[Stored entries]
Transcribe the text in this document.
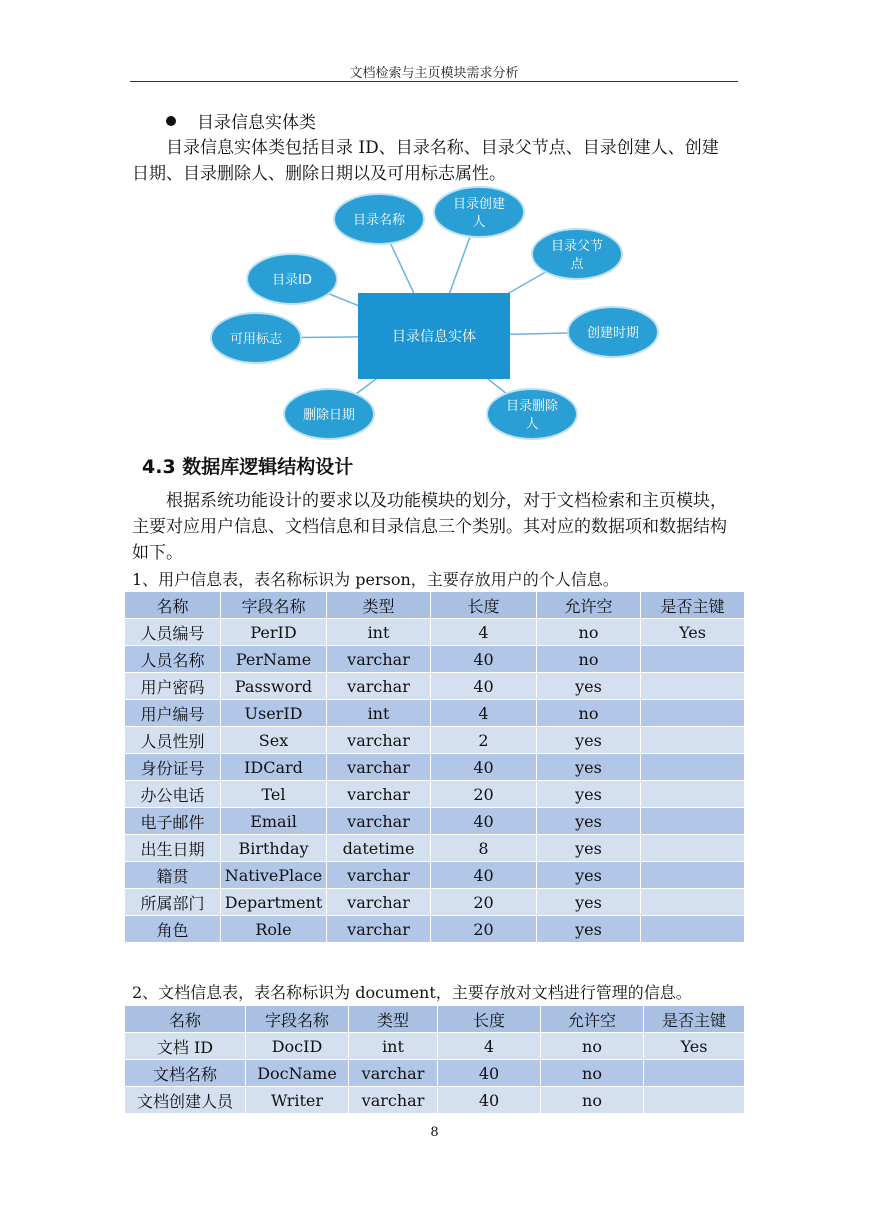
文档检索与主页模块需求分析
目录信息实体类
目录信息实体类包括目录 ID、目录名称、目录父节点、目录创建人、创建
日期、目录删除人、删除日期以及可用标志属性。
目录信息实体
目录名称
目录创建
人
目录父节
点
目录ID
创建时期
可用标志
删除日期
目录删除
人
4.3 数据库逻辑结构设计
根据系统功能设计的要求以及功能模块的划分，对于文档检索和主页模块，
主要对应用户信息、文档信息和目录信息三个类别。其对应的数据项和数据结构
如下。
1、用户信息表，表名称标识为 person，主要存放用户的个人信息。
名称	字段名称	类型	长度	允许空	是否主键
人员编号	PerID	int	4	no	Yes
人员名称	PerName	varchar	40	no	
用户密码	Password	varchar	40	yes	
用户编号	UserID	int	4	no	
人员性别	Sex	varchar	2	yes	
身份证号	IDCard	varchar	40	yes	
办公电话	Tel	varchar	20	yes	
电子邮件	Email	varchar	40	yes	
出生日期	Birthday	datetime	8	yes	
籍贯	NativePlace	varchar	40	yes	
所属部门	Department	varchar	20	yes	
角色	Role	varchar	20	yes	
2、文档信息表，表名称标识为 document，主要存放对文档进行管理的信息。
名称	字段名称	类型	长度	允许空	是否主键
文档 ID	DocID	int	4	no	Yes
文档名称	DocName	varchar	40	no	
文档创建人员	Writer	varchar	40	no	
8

==

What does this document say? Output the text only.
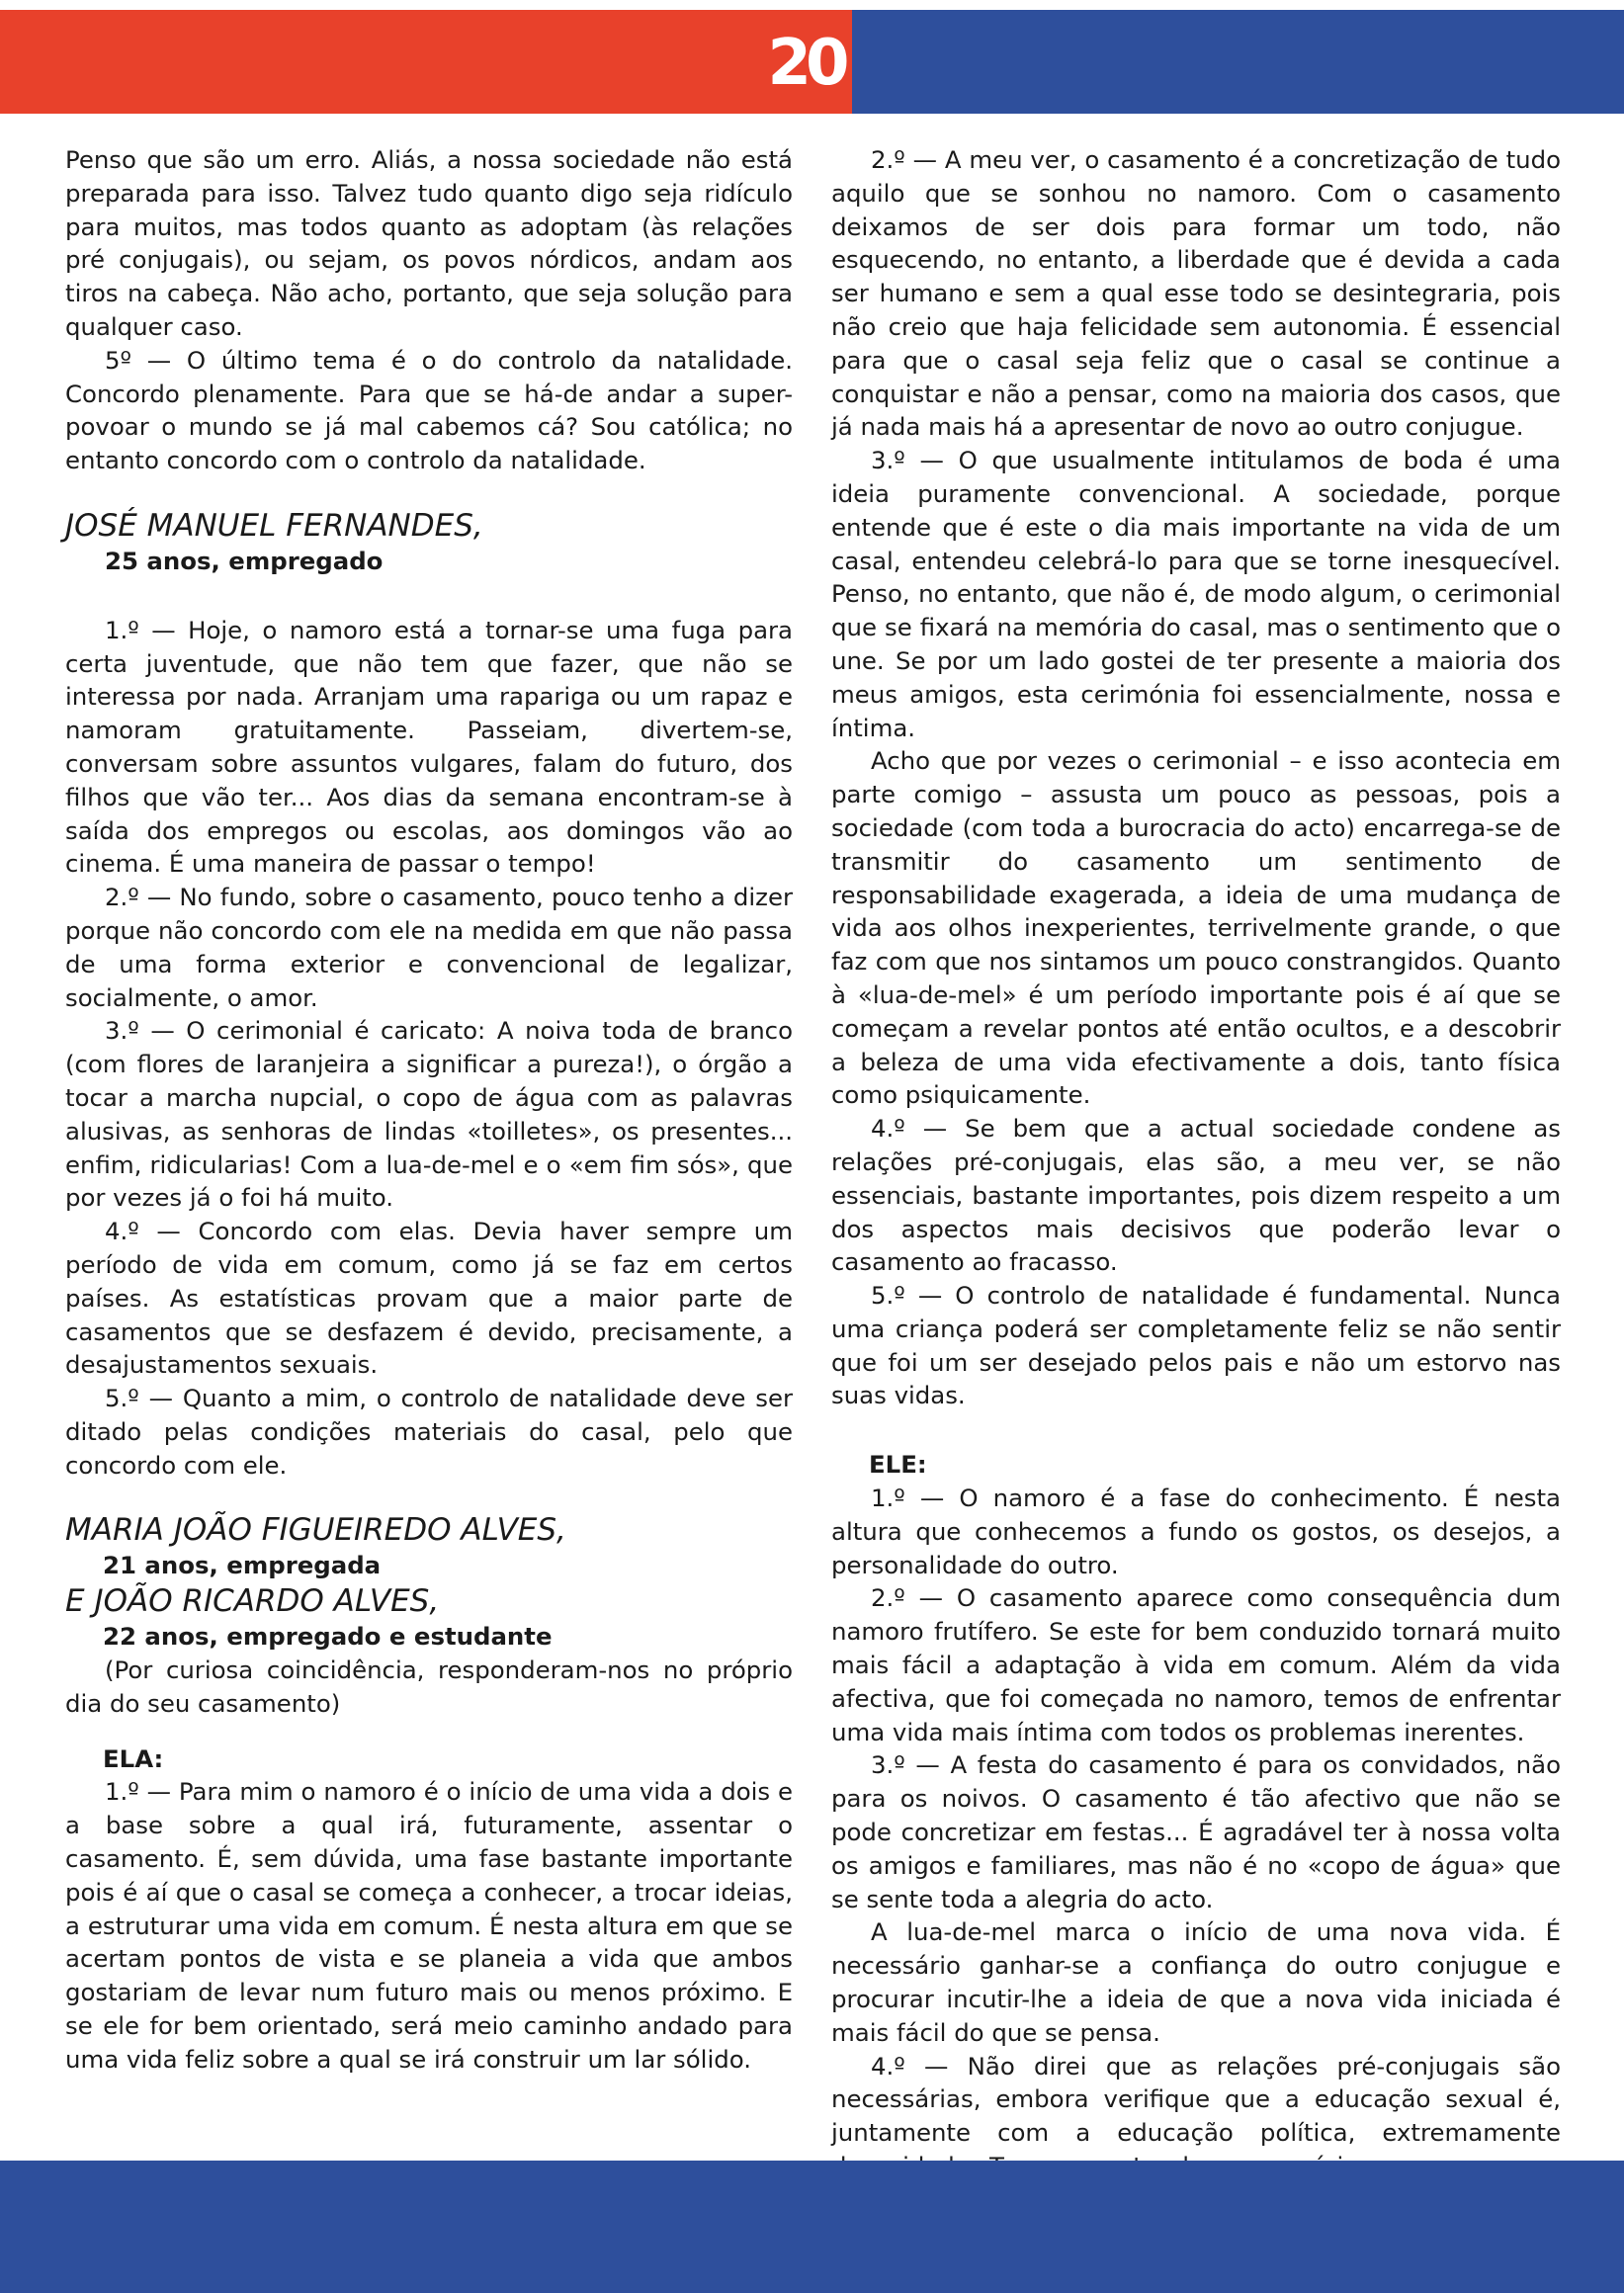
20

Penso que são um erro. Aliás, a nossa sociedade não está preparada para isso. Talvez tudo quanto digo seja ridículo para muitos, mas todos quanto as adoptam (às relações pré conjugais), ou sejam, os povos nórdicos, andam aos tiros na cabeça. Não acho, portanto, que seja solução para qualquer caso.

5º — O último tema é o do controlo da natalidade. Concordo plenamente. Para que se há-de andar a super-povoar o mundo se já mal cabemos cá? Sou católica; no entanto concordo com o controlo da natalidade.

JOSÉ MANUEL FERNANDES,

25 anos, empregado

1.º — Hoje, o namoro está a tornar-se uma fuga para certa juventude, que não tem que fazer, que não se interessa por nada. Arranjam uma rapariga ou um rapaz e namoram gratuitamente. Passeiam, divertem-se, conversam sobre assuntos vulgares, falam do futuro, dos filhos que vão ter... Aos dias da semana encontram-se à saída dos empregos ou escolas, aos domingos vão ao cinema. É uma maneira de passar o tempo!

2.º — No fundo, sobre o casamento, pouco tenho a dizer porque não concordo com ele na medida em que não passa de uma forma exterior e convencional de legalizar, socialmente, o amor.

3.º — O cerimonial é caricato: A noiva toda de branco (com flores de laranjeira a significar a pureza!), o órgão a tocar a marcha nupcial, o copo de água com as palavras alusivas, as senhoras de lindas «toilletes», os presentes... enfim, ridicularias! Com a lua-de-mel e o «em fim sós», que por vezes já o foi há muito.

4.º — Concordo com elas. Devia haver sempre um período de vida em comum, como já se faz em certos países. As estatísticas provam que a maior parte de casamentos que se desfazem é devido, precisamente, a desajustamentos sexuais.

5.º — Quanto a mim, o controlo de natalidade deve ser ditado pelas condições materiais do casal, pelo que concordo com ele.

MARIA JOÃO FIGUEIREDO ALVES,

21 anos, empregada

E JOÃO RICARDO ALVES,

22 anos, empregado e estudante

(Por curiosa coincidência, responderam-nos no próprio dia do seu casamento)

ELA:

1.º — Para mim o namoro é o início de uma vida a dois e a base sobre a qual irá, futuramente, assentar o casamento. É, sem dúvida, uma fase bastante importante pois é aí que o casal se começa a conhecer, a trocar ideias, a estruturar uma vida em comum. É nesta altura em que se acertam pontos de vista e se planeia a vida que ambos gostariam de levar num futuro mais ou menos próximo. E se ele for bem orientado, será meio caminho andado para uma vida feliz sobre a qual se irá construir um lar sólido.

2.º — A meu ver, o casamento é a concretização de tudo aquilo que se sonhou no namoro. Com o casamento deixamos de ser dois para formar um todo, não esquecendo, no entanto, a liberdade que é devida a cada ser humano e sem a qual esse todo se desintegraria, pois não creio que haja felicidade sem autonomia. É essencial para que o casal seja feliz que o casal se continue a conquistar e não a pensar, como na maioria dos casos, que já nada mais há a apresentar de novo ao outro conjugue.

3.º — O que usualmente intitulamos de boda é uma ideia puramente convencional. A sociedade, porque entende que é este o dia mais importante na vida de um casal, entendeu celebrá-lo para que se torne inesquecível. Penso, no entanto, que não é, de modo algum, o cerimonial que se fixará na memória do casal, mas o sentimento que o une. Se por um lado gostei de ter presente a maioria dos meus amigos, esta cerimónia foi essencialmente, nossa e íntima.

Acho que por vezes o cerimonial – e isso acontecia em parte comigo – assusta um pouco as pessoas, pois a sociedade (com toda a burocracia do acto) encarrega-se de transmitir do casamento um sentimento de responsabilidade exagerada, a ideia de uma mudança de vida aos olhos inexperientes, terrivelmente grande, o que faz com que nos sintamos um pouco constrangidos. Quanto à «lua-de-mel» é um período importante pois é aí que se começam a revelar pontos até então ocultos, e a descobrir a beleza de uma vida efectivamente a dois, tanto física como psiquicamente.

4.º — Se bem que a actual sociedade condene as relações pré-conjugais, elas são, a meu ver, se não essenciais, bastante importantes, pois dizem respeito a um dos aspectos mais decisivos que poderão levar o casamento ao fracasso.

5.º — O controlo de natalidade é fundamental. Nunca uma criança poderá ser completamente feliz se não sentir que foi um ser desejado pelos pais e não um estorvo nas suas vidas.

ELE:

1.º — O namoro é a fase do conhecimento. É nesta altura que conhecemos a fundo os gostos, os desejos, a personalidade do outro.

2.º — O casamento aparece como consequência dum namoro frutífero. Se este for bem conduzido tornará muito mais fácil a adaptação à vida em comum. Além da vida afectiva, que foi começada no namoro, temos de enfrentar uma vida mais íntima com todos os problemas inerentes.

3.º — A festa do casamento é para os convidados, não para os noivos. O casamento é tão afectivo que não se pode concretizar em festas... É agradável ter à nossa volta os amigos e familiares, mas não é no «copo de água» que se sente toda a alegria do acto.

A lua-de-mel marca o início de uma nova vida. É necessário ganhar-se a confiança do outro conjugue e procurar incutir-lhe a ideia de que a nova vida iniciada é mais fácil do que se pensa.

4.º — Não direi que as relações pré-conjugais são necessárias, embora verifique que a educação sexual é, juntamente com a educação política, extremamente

## Task to complete
Tell how many lines contain the word "água", using only the number.

## Response to this task
2